**Goal**
Every line from the one containing "Give me a plain-text" to the final line of the material below must be reproduced exactly; leave out all other lines.

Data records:
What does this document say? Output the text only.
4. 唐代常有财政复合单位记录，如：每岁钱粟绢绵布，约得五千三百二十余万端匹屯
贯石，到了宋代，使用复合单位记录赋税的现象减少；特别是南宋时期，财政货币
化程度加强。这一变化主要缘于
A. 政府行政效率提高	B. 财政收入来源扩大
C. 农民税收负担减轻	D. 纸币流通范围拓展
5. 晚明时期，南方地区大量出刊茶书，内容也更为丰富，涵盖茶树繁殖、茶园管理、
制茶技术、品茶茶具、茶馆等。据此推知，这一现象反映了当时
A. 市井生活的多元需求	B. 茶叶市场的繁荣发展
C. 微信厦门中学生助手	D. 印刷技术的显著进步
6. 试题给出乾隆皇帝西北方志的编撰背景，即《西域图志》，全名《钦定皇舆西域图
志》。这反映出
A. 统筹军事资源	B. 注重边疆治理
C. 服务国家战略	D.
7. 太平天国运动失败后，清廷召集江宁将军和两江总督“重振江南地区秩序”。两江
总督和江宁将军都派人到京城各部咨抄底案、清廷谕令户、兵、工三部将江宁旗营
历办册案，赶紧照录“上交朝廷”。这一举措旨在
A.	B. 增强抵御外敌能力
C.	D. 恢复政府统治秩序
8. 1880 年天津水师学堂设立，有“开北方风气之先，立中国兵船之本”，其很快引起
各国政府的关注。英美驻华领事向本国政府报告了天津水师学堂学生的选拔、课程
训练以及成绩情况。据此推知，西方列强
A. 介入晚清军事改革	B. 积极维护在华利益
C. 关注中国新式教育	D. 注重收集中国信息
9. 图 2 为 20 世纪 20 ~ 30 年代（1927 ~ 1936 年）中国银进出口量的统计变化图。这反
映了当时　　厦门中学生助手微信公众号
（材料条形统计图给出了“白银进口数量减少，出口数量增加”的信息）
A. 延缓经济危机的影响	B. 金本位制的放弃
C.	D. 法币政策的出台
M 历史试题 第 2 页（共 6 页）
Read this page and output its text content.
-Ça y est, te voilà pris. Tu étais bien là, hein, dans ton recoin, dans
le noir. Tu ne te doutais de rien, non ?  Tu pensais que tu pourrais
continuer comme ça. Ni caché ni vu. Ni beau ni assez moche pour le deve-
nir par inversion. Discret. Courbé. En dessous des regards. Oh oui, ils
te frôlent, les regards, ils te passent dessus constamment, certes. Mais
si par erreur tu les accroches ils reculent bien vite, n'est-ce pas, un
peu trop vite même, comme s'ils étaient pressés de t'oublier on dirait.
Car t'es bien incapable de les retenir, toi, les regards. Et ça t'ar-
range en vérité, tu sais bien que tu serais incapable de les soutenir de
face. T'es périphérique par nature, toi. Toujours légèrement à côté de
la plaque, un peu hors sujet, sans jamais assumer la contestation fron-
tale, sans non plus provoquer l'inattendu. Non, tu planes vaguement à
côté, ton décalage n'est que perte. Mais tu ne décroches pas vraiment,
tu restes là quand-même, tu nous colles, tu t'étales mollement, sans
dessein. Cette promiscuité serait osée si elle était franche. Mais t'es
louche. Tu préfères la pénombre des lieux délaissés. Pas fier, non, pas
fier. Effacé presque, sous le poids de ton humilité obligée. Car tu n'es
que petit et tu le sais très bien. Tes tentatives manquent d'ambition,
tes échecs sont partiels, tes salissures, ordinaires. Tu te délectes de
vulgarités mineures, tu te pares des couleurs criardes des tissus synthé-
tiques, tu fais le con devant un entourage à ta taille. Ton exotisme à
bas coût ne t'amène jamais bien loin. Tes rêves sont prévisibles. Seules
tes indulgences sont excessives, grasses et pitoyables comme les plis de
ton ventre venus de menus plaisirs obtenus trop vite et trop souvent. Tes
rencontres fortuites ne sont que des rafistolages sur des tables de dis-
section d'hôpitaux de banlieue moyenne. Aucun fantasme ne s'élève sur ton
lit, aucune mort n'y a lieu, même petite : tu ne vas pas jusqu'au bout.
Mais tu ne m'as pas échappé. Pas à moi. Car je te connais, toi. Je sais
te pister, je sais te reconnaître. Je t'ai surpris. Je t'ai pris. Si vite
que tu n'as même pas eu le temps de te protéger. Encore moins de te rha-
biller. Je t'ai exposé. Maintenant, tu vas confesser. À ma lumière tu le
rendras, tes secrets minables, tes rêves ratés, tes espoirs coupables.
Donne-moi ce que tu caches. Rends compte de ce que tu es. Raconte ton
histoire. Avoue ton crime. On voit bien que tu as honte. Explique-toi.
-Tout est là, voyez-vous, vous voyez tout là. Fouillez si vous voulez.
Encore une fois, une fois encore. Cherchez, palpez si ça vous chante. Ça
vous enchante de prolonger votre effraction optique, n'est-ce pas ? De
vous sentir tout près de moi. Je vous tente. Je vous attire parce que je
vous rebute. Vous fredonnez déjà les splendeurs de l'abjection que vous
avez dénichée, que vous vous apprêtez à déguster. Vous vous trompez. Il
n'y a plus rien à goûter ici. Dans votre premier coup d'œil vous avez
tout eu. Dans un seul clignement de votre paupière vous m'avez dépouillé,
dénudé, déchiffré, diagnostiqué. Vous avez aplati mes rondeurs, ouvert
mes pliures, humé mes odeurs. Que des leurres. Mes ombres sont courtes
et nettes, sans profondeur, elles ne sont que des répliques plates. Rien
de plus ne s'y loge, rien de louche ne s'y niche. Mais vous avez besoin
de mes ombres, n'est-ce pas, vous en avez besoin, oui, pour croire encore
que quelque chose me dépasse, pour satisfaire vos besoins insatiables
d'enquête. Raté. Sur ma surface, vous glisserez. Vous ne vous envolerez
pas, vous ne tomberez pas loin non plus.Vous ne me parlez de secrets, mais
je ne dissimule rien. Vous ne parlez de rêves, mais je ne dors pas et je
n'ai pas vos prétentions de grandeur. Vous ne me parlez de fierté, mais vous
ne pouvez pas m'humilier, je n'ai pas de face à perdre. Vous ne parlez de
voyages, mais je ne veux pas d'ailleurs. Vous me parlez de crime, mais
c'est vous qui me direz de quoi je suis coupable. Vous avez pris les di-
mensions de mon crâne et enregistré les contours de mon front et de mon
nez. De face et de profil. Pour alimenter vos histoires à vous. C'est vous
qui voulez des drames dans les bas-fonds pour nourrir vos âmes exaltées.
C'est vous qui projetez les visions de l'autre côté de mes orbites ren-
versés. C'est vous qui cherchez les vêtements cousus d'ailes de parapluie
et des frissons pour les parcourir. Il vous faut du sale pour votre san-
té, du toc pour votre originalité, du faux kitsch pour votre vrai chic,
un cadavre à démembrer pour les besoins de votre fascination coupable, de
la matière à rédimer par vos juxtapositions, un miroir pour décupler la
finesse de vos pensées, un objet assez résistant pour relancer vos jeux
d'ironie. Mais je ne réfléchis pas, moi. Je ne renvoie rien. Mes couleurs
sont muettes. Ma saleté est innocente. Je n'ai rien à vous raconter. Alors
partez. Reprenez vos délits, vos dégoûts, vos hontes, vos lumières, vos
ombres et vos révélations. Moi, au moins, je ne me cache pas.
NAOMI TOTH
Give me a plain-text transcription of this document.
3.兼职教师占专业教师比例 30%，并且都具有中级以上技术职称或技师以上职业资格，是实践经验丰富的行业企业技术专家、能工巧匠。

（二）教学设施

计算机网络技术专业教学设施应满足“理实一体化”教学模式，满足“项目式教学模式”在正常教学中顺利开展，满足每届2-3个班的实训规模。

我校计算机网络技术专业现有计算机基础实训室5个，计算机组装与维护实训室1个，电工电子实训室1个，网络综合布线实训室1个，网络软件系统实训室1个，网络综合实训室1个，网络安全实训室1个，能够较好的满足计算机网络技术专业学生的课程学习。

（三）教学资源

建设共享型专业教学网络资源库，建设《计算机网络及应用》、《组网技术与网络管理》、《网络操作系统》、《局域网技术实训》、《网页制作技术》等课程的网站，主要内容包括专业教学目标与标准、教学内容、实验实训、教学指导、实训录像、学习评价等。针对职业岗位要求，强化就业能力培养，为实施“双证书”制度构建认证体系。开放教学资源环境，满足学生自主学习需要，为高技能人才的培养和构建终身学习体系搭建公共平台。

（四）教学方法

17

**Answer to this problem**
Give me a plain-text transcription of this document.
3.兼职教师占专业教师比例 30%，并且都具有中级以上技术职称或技师以上职业资格，是实践经验丰富的行业企业技术专家、能工巧匠。

（二）教学设施

计算机网络技术专业教学设施应满足“理实一体化”教学模式，满足“项目式教学模式”在正常教学中顺利开展，满足每届2-3个班的实训规模。

我校计算机网络技术专业现有计算机基础实训室5个，计算机组装与维护实训室1个，电工电子实训室1个，网络综合布线实训室1个，网络软件系统实训室1个，网络综合实训室1个，网络安全实训室1个，能够较好的满足计算机网络技术专业学生的课程学习。

（三）教学资源

建设共享型专业教学网络资源库，建设《计算机网络及应用》、《组网技术与网络管理》、《网络操作系统》、《局域网技术实训》、《网页制作技术》等课程的网站，主要内容包括专业教学目标与标准、教学内容、实验实训、教学指导、实训录像、学习评价等。针对职业岗位要求，强化就业能力培养，为实施“双证书”制度构建认证体系。开放教学资源环境，满足学生自主学习需要，为高技能人才的培养和构建终身学习体系搭建公共平台。

（四）教学方法

17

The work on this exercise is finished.